> [Input for this task]:
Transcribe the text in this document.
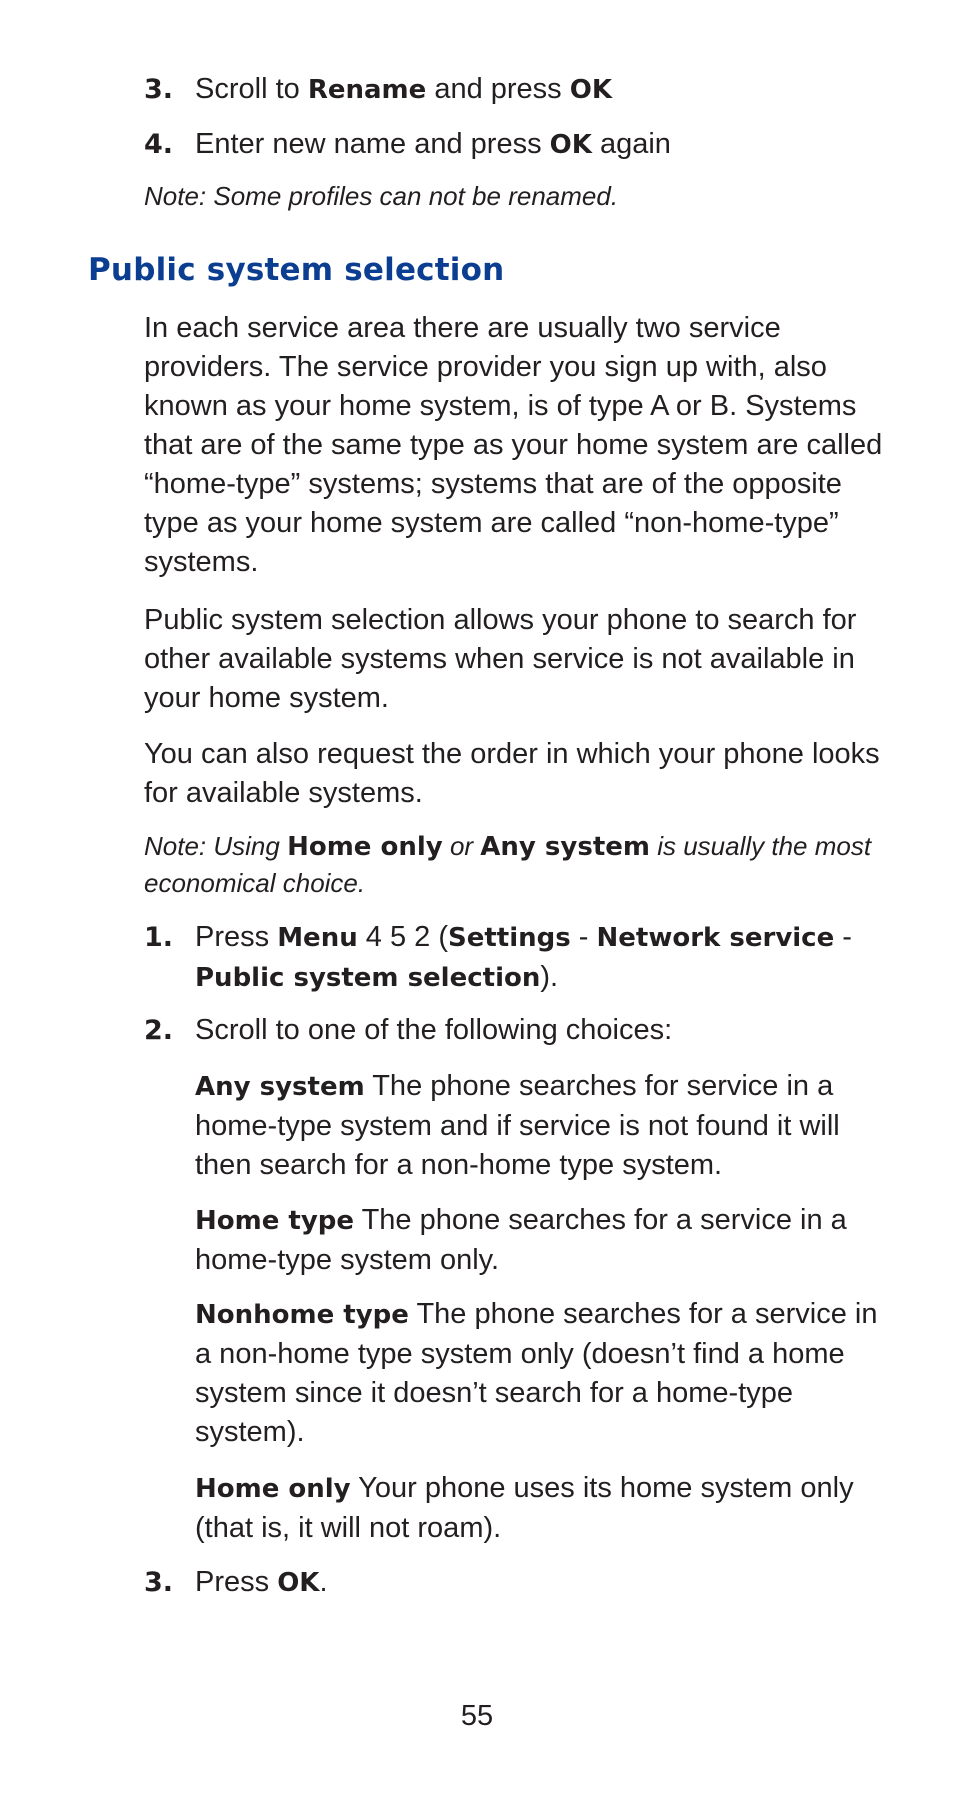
3. Scroll to Rename and press OK
4. Enter new name and press OK again
Note: Some profiles can not be renamed.
Public system selection
In each service area there are usually two service providers. The service provider you sign up with, also known as your home system, is of type A or B. Systems that are of the same type as your home system are called “home-type” systems; systems that are of the opposite type as your home system are called “non-home-type” systems.
Public system selection allows your phone to search for other available systems when service is not available in your home system.
You can also request the order in which your phone looks for available systems.
Note: Using Home only or Any system is usually the most economical choice.
1. Press Menu 4 5 2 (Settings - Network service - Public system selection).
2. Scroll to one of the following choices:
Any system The phone searches for service in a home-type system and if service is not found it will then search for a non-home type system.
Home type The phone searches for a service in a home-type system only.
Nonhome type The phone searches for a service in a non-home type system only (doesn’t find a home system since it doesn’t search for a home-type system).
Home only Your phone uses its home system only (that is, it will not roam).
3. Press OK.
55
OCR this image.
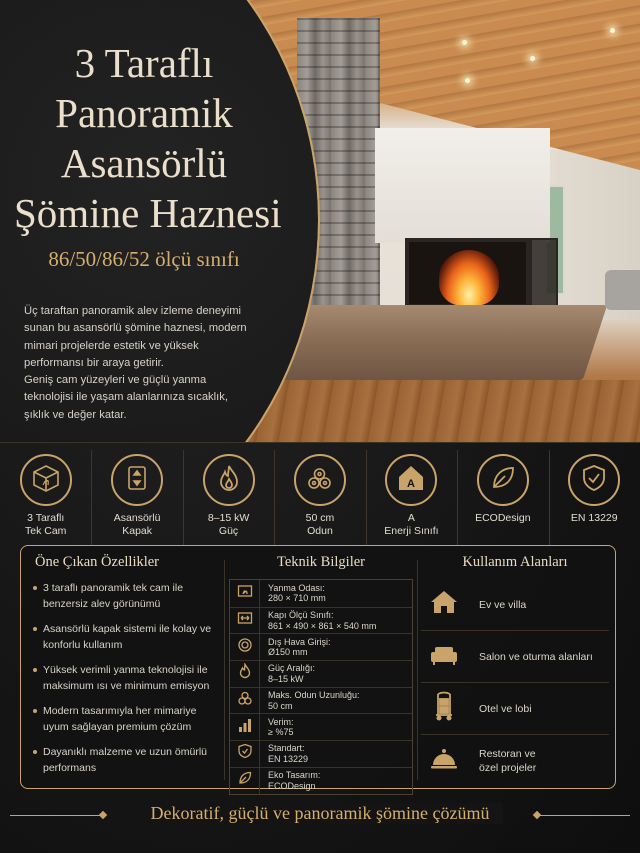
3 Taraflı
Panoramik
Asansörlü
Şömine Haznesi
86/50/86/52 ölçü sınıfı

Üç taraftan panoramik alev izleme deneyimi

sunan bu asansörlü şömine haznesi, modern

mimari projelerde estetik ve yüksek

performansı bir araya getirir.

Geniş cam yüzeyleri ve güçlü yanma

teknolojisi ile yaşam alanlarınıza sıcaklık,

şıklık ve değer katar.

3 Taraflı
Tek Cam
Asansörlü
Kapak
8–15 kW
Güç
50 cm
Odun
A
A
Enerji Sınıfı
ECODesign	EN 13229
Öne Çıkan Özellikler
3 taraflı panoramik tek cam ile
benzersiz alev görünümü
Asansörlü kapak sistemi ile kolay ve
konforlu kullanım
Yüksek verimli yanma teknolojisi ile
maksimum ısı ve minimum emisyon
Modern tasarımıyla her mimariye
uyum sağlayan premium çözüm
Dayanıklı malzeme ve uzun ömürlü
performans
Teknik Bilgiler
Yanma Odası:
280 × 710 mm
Kapı Ölçü Sınıfı:
861 × 490 × 861 × 540 mm
Dış Hava Girişi:
Ø150 mm
Güç Aralığı:
8–15 kW
Maks. Odun Uzunluğu:
50 cm
Verim:
≥ %75
Standart:
EN 13229
Eko Tasarım:
ECODesign
Kullanım Alanları
Ev ve villa
Salon ve oturma alanları
Otel ve lobi
Restoran ve
özel projeler
Dekoratif, güçlü ve panoramik şömine çözümü
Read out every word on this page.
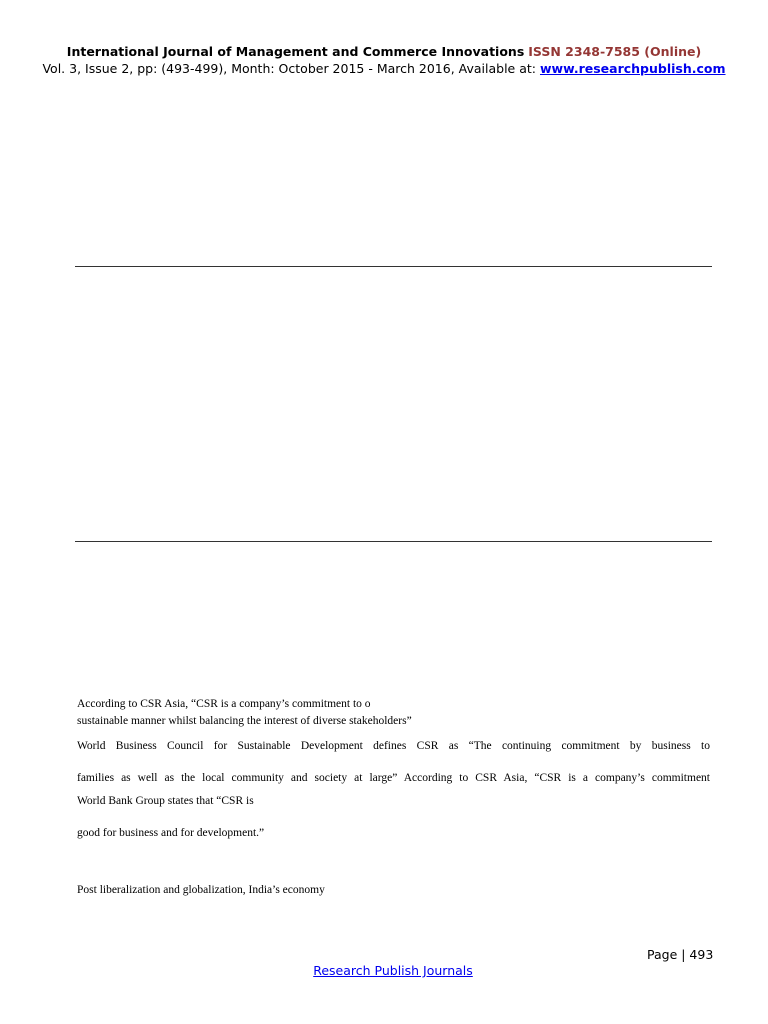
International Journal of Management and Commerce Innovations ISSN 2348-7585 (Online)
Vol. 3, Issue 2, pp: (493-499), Month: October 2015 - March 2016, Available at: www.researchpublish.com
According to CSR Asia, “CSR is a company’s commitment to o
sustainable manner whilst balancing the interest of diverse stakeholders”
World Business Council for Sustainable Development defines CSR as “The continuing commitment by business to
families as well as the local community and society at large” According to CSR Asia, “CSR is a company’s commitment
World Bank Group states that “CSR is
good for business and for development.”
Post liberalization and globalization, India’s economy
Page | 493
Research Publish Journals
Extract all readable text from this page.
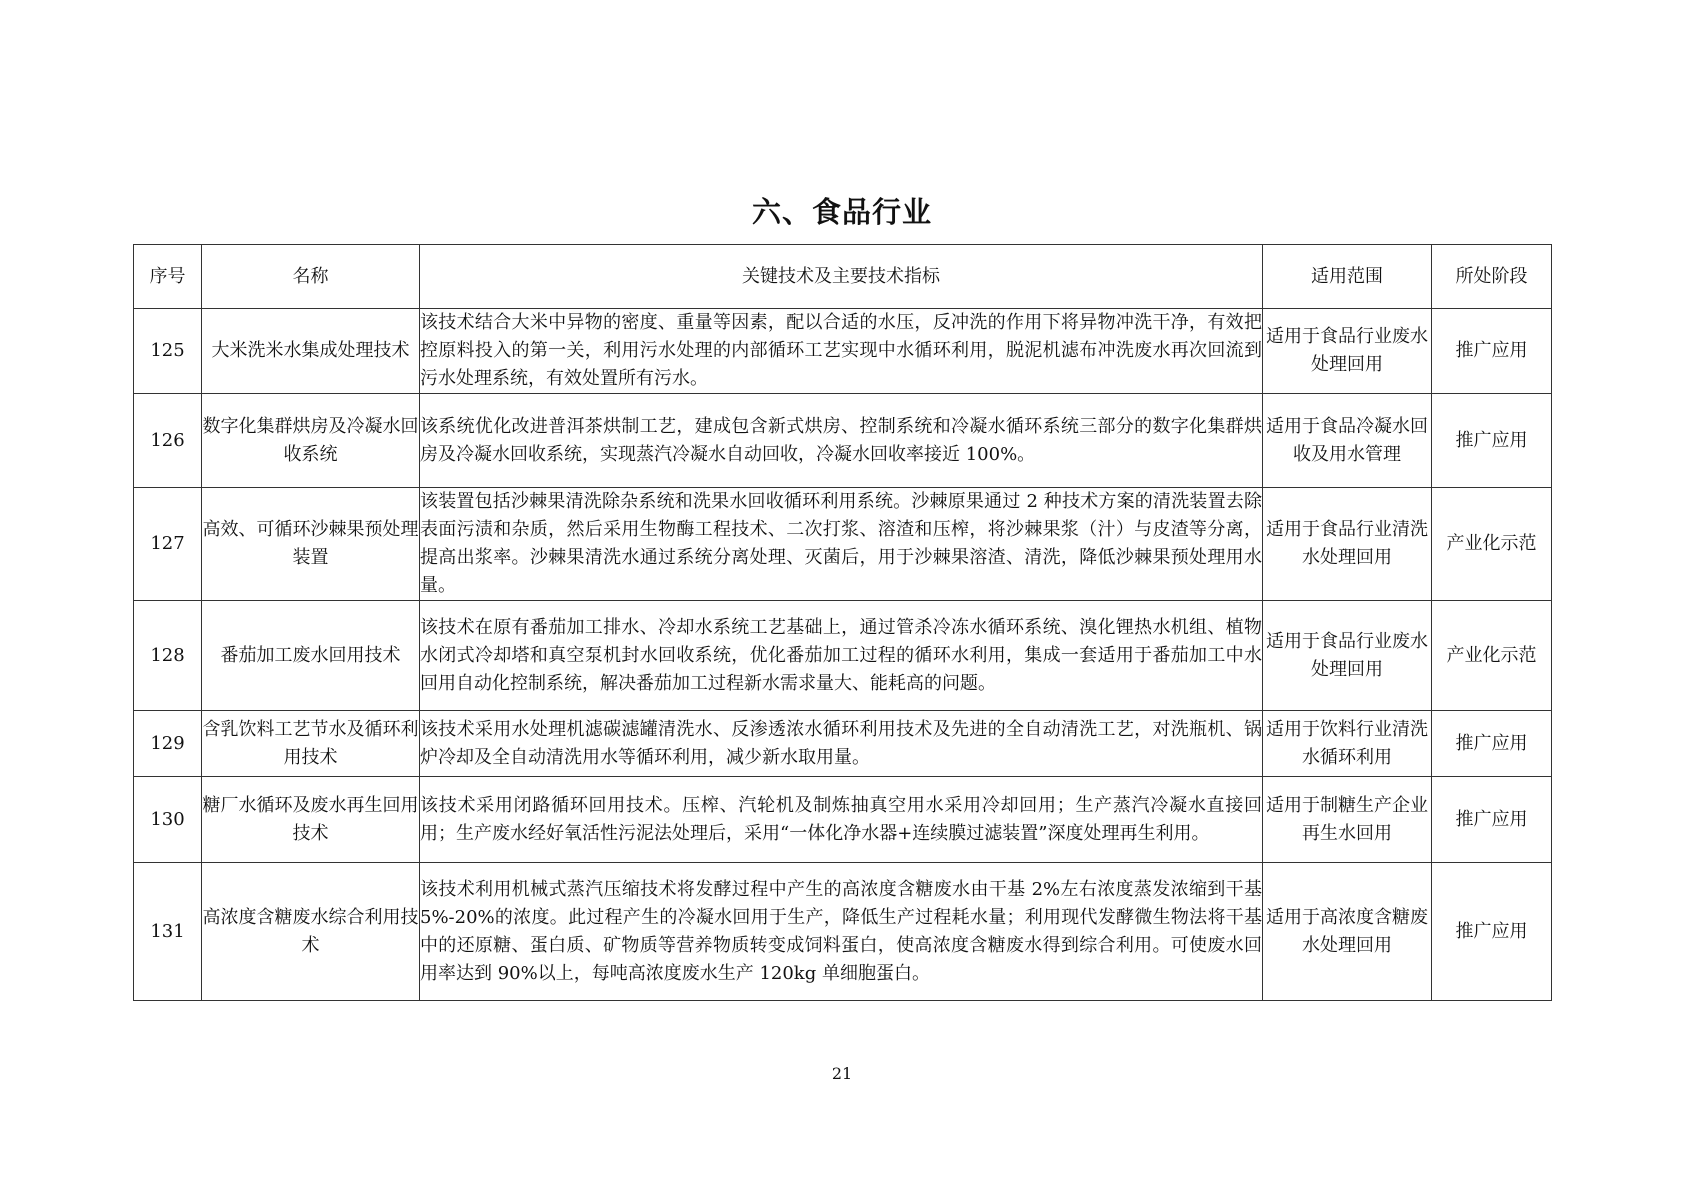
六、食品行业
序号	名称	关键技术及主要技术指标	适用范围	所处阶段
125	大米洗米水集成处理技术	该技术结合大米中异物的密度、重量等因素，配以合适的水压，反冲洗的作用下将异物冲洗干净，有效把控原料投入的第一关，利用污水处理的内部循环工艺实现中水循环利用，脱泥机滤布冲洗废水再次回流到污水处理系统，有效处置所有污水。	适用于食品行业废水处理回用	推广应用
126	数字化集群烘房及冷凝水回收系统	该系统优化改进普洱茶烘制工艺，建成包含新式烘房、控制系统和冷凝水循环系统三部分的数字化集群烘房及冷凝水回收系统，实现蒸汽冷凝水自动回收，冷凝水回收率接近 100%。	适用于食品冷凝水回收及用水管理	推广应用
127	高效、可循环沙棘果预处理装置	该装置包括沙棘果清洗除杂系统和洗果水回收循环利用系统。沙棘原果通过 2 种技术方案的清洗装置去除表面污渍和杂质，然后采用生物酶工程技术、二次打浆、溶渣和压榨，将沙棘果浆（汁）与皮渣等分离，提高出浆率。沙棘果清洗水通过系统分离处理、灭菌后，用于沙棘果溶渣、清洗，降低沙棘果预处理用水量。	适用于食品行业清洗水处理回用	产业化示范
128	番茄加工废水回用技术	该技术在原有番茄加工排水、冷却水系统工艺基础上，通过管杀冷冻水循环系统、溴化锂热水机组、植物水闭式冷却塔和真空泵机封水回收系统，优化番茄加工过程的循环水利用，集成一套适用于番茄加工中水回用自动化控制系统，解决番茄加工过程新水需求量大、能耗高的问题。	适用于食品行业废水处理回用	产业化示范
129	含乳饮料工艺节水及循环利用技术	该技术采用水处理机滤碳滤罐清洗水、反渗透浓水循环利用技术及先进的全自动清洗工艺，对洗瓶机、锅炉冷却及全自动清洗用水等循环利用，减少新水取用量。	适用于饮料行业清洗水循环利用	推广应用
130	糖厂水循环及废水再生回用技术	该技术采用闭路循环回用技术。压榨、汽轮机及制炼抽真空用水采用冷却回用；生产蒸汽冷凝水直接回用；生产废水经好氧活性污泥法处理后，采用“一体化净水器+连续膜过滤装置”深度处理再生利用。	适用于制糖生产企业再生水回用	推广应用
131	高浓度含糖废水综合利用技术	该技术利用机械式蒸汽压缩技术将发酵过程中产生的高浓度含糖废水由干基 2%左右浓度蒸发浓缩到干基 5%-20%的浓度。此过程产生的冷凝水回用于生产，降低生产过程耗水量；利用现代发酵微生物法将干基中的还原糖、蛋白质、矿物质等营养物质转变成饲料蛋白，使高浓度含糖废水得到综合利用。可使废水回用率达到 90%以上，每吨高浓度废水生产 120kg 单细胞蛋白。	适用于高浓度含糖废水处理回用	推广应用
21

> [Written instruction]: Produce an exact copy of only those lines that run from the line with "Read out every word on this page." to the final line of the records, including both; exclude images.

> [Answer below]:
Read out every word on this page.
International Journal of Management and Commerce Innovations ISSN 2348-7585 (Online)
Vol. 3, Issue 2, pp: (493-499), Month: October 2015 - March 2016, Available at: www.researchpublish.com
According to CSR Asia, “CSR is a company’s commitment to o
sustainable manner whilst balancing the interest of diverse stakeholders”
World Business Council for Sustainable Development defines CSR as “The continuing commitment by business to
families as well as the local community and society at large” According to CSR Asia, “CSR is a company’s commitment
World Bank Group states that “CSR is
good for business and for development.”
Post liberalization and globalization, India’s economy
Page | 493
Research Publish Journals
Extract all readable text from this page.
六、食品行业
序号	名称	关键技术及主要技术指标	适用范围	所处阶段
125	大米洗米水集成处理技术	该技术结合大米中异物的密度、重量等因素，配以合适的水压，反冲洗的作用下将异物冲洗干净，有效把控原料投入的第一关，利用污水处理的内部循环工艺实现中水循环利用，脱泥机滤布冲洗废水再次回流到污水处理系统，有效处置所有污水。	适用于食品行业废水处理回用	推广应用
126	数字化集群烘房及冷凝水回收系统	该系统优化改进普洱茶烘制工艺，建成包含新式烘房、控制系统和冷凝水循环系统三部分的数字化集群烘房及冷凝水回收系统，实现蒸汽冷凝水自动回收，冷凝水回收率接近 100%。	适用于食品冷凝水回收及用水管理	推广应用
127	高效、可循环沙棘果预处理装置	该装置包括沙棘果清洗除杂系统和洗果水回收循环利用系统。沙棘原果通过 2 种技术方案的清洗装置去除表面污渍和杂质，然后采用生物酶工程技术、二次打浆、溶渣和压榨，将沙棘果浆（汁）与皮渣等分离，提高出浆率。沙棘果清洗水通过系统分离处理、灭菌后，用于沙棘果溶渣、清洗，降低沙棘果预处理用水量。	适用于食品行业清洗水处理回用	产业化示范
128	番茄加工废水回用技术	该技术在原有番茄加工排水、冷却水系统工艺基础上，通过管杀冷冻水循环系统、溴化锂热水机组、植物水闭式冷却塔和真空泵机封水回收系统，优化番茄加工过程的循环水利用，集成一套适用于番茄加工中水回用自动化控制系统，解决番茄加工过程新水需求量大、能耗高的问题。	适用于食品行业废水处理回用	产业化示范
129	含乳饮料工艺节水及循环利用技术	该技术采用水处理机滤碳滤罐清洗水、反渗透浓水循环利用技术及先进的全自动清洗工艺，对洗瓶机、锅炉冷却及全自动清洗用水等循环利用，减少新水取用量。	适用于饮料行业清洗水循环利用	推广应用
130	糖厂水循环及废水再生回用技术	该技术采用闭路循环回用技术。压榨、汽轮机及制炼抽真空用水采用冷却回用；生产蒸汽冷凝水直接回用；生产废水经好氧活性污泥法处理后，采用“一体化净水器+连续膜过滤装置”深度处理再生利用。	适用于制糖生产企业再生水回用	推广应用
131	高浓度含糖废水综合利用技术	该技术利用机械式蒸汽压缩技术将发酵过程中产生的高浓度含糖废水由干基 2%左右浓度蒸发浓缩到干基 5%-20%的浓度。此过程产生的冷凝水回用于生产，降低生产过程耗水量；利用现代发酵微生物法将干基中的还原糖、蛋白质、矿物质等营养物质转变成饲料蛋白，使高浓度含糖废水得到综合利用。可使废水回用率达到 90%以上，每吨高浓度废水生产 120kg 单细胞蛋白。	适用于高浓度含糖废水处理回用	推广应用
21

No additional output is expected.